What the task asks → Take every line from the material that has the word "assets" in it.

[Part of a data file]
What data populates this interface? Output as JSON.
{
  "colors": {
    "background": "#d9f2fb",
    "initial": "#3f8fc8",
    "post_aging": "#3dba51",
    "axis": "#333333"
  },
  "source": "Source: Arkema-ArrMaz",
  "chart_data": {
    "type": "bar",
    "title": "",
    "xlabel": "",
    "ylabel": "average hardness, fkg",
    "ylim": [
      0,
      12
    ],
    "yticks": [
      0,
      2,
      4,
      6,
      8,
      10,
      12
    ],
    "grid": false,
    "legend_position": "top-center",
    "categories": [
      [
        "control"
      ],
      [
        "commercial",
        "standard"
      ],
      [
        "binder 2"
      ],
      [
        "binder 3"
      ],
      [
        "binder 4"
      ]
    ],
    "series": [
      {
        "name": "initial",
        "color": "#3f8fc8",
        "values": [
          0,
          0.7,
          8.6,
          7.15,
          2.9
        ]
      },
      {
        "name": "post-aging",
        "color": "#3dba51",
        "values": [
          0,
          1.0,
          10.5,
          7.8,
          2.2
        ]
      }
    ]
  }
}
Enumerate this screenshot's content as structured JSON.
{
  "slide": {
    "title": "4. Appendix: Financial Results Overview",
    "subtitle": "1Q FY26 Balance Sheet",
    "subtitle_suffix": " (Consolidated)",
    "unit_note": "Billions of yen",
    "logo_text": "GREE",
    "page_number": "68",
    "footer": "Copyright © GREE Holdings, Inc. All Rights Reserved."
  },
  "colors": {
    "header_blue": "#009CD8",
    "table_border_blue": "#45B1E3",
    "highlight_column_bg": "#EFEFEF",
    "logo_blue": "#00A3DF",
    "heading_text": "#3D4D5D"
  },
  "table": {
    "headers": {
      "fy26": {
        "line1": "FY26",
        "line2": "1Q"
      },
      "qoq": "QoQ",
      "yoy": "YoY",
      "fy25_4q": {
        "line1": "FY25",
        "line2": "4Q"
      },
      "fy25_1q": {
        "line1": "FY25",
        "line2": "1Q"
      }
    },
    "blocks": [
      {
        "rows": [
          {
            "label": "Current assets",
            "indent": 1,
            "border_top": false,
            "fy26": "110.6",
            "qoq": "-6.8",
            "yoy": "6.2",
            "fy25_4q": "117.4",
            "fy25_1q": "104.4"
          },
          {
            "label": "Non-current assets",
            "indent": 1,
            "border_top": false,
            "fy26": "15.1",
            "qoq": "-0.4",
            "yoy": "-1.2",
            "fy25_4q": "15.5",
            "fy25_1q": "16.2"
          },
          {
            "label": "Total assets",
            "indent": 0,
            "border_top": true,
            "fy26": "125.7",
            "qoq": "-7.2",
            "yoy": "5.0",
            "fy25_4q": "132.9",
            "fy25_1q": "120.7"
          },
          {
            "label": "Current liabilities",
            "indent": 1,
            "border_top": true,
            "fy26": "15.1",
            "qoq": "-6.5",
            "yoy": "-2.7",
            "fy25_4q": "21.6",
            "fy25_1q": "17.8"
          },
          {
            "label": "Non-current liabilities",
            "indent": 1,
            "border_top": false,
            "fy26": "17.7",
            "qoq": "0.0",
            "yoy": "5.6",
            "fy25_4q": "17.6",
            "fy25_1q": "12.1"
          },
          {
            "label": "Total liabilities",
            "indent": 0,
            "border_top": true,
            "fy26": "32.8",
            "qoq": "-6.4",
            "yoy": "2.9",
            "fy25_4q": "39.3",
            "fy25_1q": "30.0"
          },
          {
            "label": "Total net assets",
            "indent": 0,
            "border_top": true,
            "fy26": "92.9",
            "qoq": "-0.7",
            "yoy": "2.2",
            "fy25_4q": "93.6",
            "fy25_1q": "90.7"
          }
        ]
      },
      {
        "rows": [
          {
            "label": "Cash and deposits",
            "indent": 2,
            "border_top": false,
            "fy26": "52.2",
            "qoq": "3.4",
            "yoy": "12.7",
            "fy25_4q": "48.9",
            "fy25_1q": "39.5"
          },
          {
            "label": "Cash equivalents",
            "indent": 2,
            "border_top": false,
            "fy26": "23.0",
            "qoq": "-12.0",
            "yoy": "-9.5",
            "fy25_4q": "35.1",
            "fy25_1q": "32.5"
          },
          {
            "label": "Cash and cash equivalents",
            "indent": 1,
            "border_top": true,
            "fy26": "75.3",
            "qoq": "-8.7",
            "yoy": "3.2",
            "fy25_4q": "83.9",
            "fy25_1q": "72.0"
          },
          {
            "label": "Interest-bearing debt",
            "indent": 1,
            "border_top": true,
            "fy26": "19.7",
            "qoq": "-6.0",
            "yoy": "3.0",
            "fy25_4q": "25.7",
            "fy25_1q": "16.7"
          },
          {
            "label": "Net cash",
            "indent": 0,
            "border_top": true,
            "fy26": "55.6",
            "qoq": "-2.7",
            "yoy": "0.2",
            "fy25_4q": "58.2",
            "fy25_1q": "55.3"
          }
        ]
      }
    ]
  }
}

Response to the exercise →
            "label": "Current assets",
            "label": "Non-current assets",
            "label": "Total assets",
            "label": "Total net assets",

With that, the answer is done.